§ **TASK DESCRIPTION**: Of the lines in this material, how many contain "JSON"? Answer with a single number only.
— BEGIN —
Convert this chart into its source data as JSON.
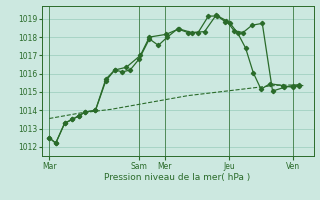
{
  "background_color": "#cce8e0",
  "grid_color": "#99ccbb",
  "line_color": "#2a6b2a",
  "xlabel": "Pression niveau de la mer( hPa )",
  "ylim": [
    1011.5,
    1019.7
  ],
  "yticks": [
    1012,
    1013,
    1014,
    1015,
    1016,
    1017,
    1018,
    1019
  ],
  "xtick_labels": [
    "Mar",
    "Sam",
    "Mer",
    "Jeu",
    "Ven"
  ],
  "xtick_positions": [
    0,
    3.5,
    4.5,
    7.0,
    9.5
  ],
  "vline_positions": [
    0,
    3.5,
    4.5,
    7.0,
    9.5
  ],
  "series1_x": [
    0,
    0.25,
    0.6,
    0.9,
    1.15,
    1.4,
    1.8,
    2.2,
    2.55,
    2.85,
    3.15,
    3.5,
    3.9,
    4.25,
    4.6,
    5.0,
    5.4,
    5.8,
    6.2,
    6.55,
    6.85,
    7.05,
    7.35,
    7.65,
    7.95,
    8.25,
    8.6,
    9.1,
    9.5,
    9.75
  ],
  "series1_y": [
    1012.5,
    1012.2,
    1013.3,
    1013.5,
    1013.7,
    1013.9,
    1014.0,
    1015.6,
    1016.2,
    1016.1,
    1016.2,
    1016.8,
    1017.9,
    1017.55,
    1018.0,
    1018.45,
    1018.25,
    1018.25,
    1019.15,
    1019.15,
    1018.85,
    1018.75,
    1018.2,
    1017.4,
    1016.05,
    1015.15,
    1015.45,
    1015.35,
    1015.25,
    1015.35
  ],
  "series2_x": [
    0,
    0.25,
    0.6,
    0.9,
    1.15,
    1.4,
    1.8,
    2.2,
    2.55,
    3.0,
    3.55,
    3.9,
    4.55,
    5.05,
    5.55,
    6.05,
    6.5,
    6.9,
    7.2,
    7.55,
    7.9,
    8.3,
    8.7,
    9.15,
    9.5,
    9.75
  ],
  "series2_y": [
    1012.5,
    1012.2,
    1013.3,
    1013.5,
    1013.7,
    1013.9,
    1014.0,
    1015.7,
    1016.2,
    1016.35,
    1017.0,
    1018.0,
    1018.15,
    1018.45,
    1018.25,
    1018.3,
    1019.2,
    1018.9,
    1018.35,
    1018.25,
    1018.65,
    1018.75,
    1015.05,
    1015.25,
    1015.35,
    1015.4
  ],
  "series3_x": [
    0,
    0.6,
    1.2,
    1.8,
    2.4,
    3.0,
    3.6,
    4.2,
    4.8,
    5.4,
    6.0,
    6.6,
    7.2,
    7.8,
    8.4,
    9.0,
    9.6,
    9.9
  ],
  "series3_y": [
    1013.55,
    1013.7,
    1013.85,
    1013.95,
    1014.05,
    1014.2,
    1014.35,
    1014.5,
    1014.65,
    1014.8,
    1014.9,
    1015.0,
    1015.1,
    1015.2,
    1015.3,
    1015.38,
    1015.38,
    1015.35
  ]
}
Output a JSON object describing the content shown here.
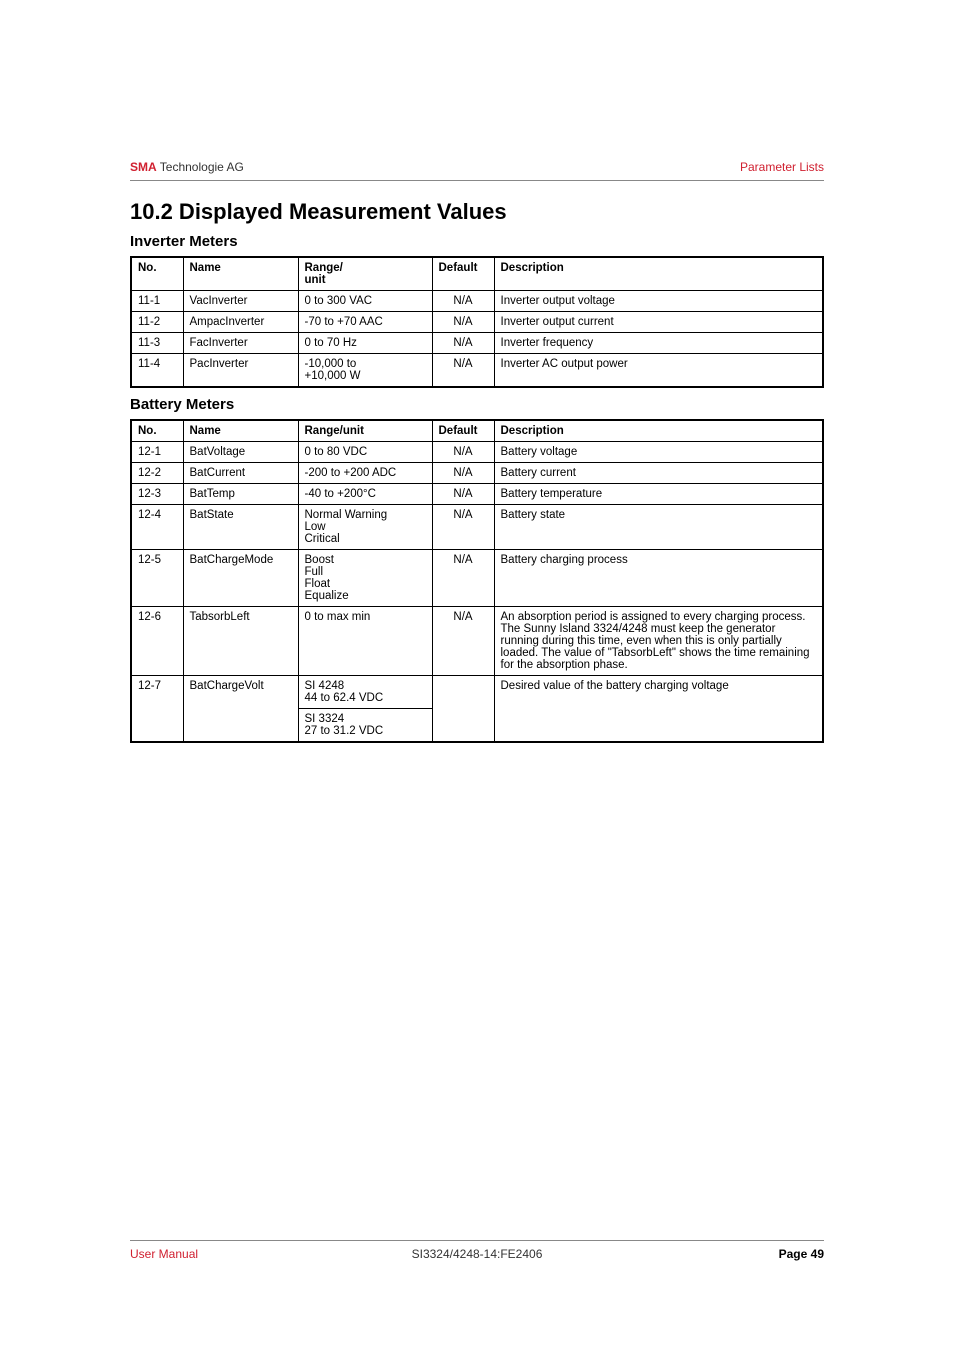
— END —
§ **WORKED ANSWER**: 2